◆ Problem:
Extract the complete listing and output it unchanged.

◆ Source records:
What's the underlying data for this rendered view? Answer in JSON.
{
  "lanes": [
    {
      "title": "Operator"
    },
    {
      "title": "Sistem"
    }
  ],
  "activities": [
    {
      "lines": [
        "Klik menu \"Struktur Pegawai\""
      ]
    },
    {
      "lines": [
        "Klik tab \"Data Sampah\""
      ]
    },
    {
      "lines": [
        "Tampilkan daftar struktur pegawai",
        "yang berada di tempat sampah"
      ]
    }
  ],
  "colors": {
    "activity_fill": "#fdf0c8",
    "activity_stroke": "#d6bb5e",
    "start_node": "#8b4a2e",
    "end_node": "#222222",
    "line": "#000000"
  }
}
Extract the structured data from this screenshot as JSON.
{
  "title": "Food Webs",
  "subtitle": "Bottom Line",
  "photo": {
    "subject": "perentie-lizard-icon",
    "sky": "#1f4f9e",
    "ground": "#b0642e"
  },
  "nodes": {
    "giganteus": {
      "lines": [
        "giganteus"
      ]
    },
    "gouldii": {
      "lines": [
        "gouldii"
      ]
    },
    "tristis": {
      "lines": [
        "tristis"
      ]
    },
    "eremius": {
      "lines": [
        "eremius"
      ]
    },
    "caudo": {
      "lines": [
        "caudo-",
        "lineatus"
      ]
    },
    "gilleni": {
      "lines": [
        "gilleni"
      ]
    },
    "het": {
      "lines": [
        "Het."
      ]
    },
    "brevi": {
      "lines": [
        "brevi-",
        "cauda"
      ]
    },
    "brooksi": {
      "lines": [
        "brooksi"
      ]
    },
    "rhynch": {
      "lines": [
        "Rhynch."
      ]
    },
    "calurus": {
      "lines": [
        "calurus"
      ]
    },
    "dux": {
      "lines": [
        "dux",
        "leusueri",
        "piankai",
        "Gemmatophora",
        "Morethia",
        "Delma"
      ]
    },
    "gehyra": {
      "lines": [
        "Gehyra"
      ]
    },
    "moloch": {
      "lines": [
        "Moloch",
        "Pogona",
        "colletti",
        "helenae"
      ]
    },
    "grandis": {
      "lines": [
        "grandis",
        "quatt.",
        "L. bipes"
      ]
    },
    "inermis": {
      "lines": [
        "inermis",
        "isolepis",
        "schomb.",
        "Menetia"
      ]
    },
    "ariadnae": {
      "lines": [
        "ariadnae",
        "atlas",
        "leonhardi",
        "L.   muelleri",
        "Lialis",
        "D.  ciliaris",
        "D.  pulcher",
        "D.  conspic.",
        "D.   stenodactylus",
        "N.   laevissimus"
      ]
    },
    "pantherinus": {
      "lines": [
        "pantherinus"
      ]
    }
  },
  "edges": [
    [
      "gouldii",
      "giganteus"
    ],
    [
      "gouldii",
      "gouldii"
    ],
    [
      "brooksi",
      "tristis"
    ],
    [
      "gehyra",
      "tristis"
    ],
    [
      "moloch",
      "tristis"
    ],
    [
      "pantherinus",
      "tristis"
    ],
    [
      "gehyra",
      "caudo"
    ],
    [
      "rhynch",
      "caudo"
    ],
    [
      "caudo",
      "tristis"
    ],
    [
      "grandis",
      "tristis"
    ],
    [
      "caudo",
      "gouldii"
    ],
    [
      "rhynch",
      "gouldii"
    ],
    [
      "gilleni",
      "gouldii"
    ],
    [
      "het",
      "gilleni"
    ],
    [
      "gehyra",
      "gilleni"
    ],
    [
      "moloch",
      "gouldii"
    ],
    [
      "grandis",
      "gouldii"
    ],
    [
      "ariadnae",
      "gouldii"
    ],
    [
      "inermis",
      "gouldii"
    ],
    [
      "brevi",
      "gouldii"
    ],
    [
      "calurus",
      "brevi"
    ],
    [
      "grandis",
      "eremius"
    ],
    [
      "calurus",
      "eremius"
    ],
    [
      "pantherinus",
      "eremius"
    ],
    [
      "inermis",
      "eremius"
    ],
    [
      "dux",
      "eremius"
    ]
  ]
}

◆ Task output:
What's the underlying data for this rendered view? Answer in JSON.
{
  "lanes": [
    {
      "title": "Operator"
    },
    {
      "title": "Sistem"
    }
  ],
  "activities": [
    {
      "lines": [
        "Klik menu \"Struktur Pegawai\""
      ]
    },
    {
      "lines": [
        "Klik tab \"Data Sampah\""
      ]
    },
    {
      "lines": [
        "Tampilkan daftar struktur pegawai",
        "yang berada di tempat sampah"
      ]
    }
  ],
  "colors": {
    "activity_fill": "#fdf0c8",
    "activity_stroke": "#d6bb5e",
    "start_node": "#8b4a2e",
    "end_node": "#222222",
    "line": "#000000"
  }
}
Extract the structured data from this screenshot as JSON.
{
  "title": "Food Webs",
  "subtitle": "Bottom Line",
  "photo": {
    "subject": "perentie-lizard-icon",
    "sky": "#1f4f9e",
    "ground": "#b0642e"
  },
  "nodes": {
    "giganteus": {
      "lines": [
        "giganteus"
      ]
    },
    "gouldii": {
      "lines": [
        "gouldii"
      ]
    },
    "tristis": {
      "lines": [
        "tristis"
      ]
    },
    "eremius": {
      "lines": [
        "eremius"
      ]
    },
    "caudo": {
      "lines": [
        "caudo-",
        "lineatus"
      ]
    },
    "gilleni": {
      "lines": [
        "gilleni"
      ]
    },
    "het": {
      "lines": [
        "Het."
      ]
    },
    "brevi": {
      "lines": [
        "brevi-",
        "cauda"
      ]
    },
    "brooksi": {
      "lines": [
        "brooksi"
      ]
    },
    "rhynch": {
      "lines": [
        "Rhynch."
      ]
    },
    "calurus": {
      "lines": [
        "calurus"
      ]
    },
    "dux": {
      "lines": [
        "dux",
        "leusueri",
        "piankai",
        "Gemmatophora",
        "Morethia",
        "Delma"
      ]
    },
    "gehyra": {
      "lines": [
        "Gehyra"
      ]
    },
    "moloch": {
      "lines": [
        "Moloch",
        "Pogona",
        "colletti",
        "helenae"
      ]
    },
    "grandis": {
      "lines": [
        "grandis",
        "quatt.",
        "L. bipes"
      ]
    },
    "inermis": {
      "lines": [
        "inermis",
        "isolepis",
        "schomb.",
        "Menetia"
      ]
    },
    "ariadnae": {
      "lines": [
        "ariadnae",
        "atlas",
        "leonhardi",
        "L.   muelleri",
        "Lialis",
        "D.  ciliaris",
        "D.  pulcher",
        "D.  conspic.",
        "D.   stenodactylus",
        "N.   laevissimus"
      ]
    },
    "pantherinus": {
      "lines": [
        "pantherinus"
      ]
    }
  },
  "edges": [
    [
      "gouldii",
      "giganteus"
    ],
    [
      "gouldii",
      "gouldii"
    ],
    [
      "brooksi",
      "tristis"
    ],
    [
      "gehyra",
      "tristis"
    ],
    [
      "moloch",
      "tristis"
    ],
    [
      "pantherinus",
      "tristis"
    ],
    [
      "gehyra",
      "caudo"
    ],
    [
      "rhynch",
      "caudo"
    ],
    [
      "caudo",
      "tristis"
    ],
    [
      "grandis",
      "tristis"
    ],
    [
      "caudo",
      "gouldii"
    ],
    [
      "rhynch",
      "gouldii"
    ],
    [
      "gilleni",
      "gouldii"
    ],
    [
      "het",
      "gilleni"
    ],
    [
      "gehyra",
      "gilleni"
    ],
    [
      "moloch",
      "gouldii"
    ],
    [
      "grandis",
      "gouldii"
    ],
    [
      "ariadnae",
      "gouldii"
    ],
    [
      "inermis",
      "gouldii"
    ],
    [
      "brevi",
      "gouldii"
    ],
    [
      "calurus",
      "brevi"
    ],
    [
      "grandis",
      "eremius"
    ],
    [
      "calurus",
      "eremius"
    ],
    [
      "pantherinus",
      "eremius"
    ],
    [
      "inermis",
      "eremius"
    ],
    [
      "dux",
      "eremius"
    ]
  ]
}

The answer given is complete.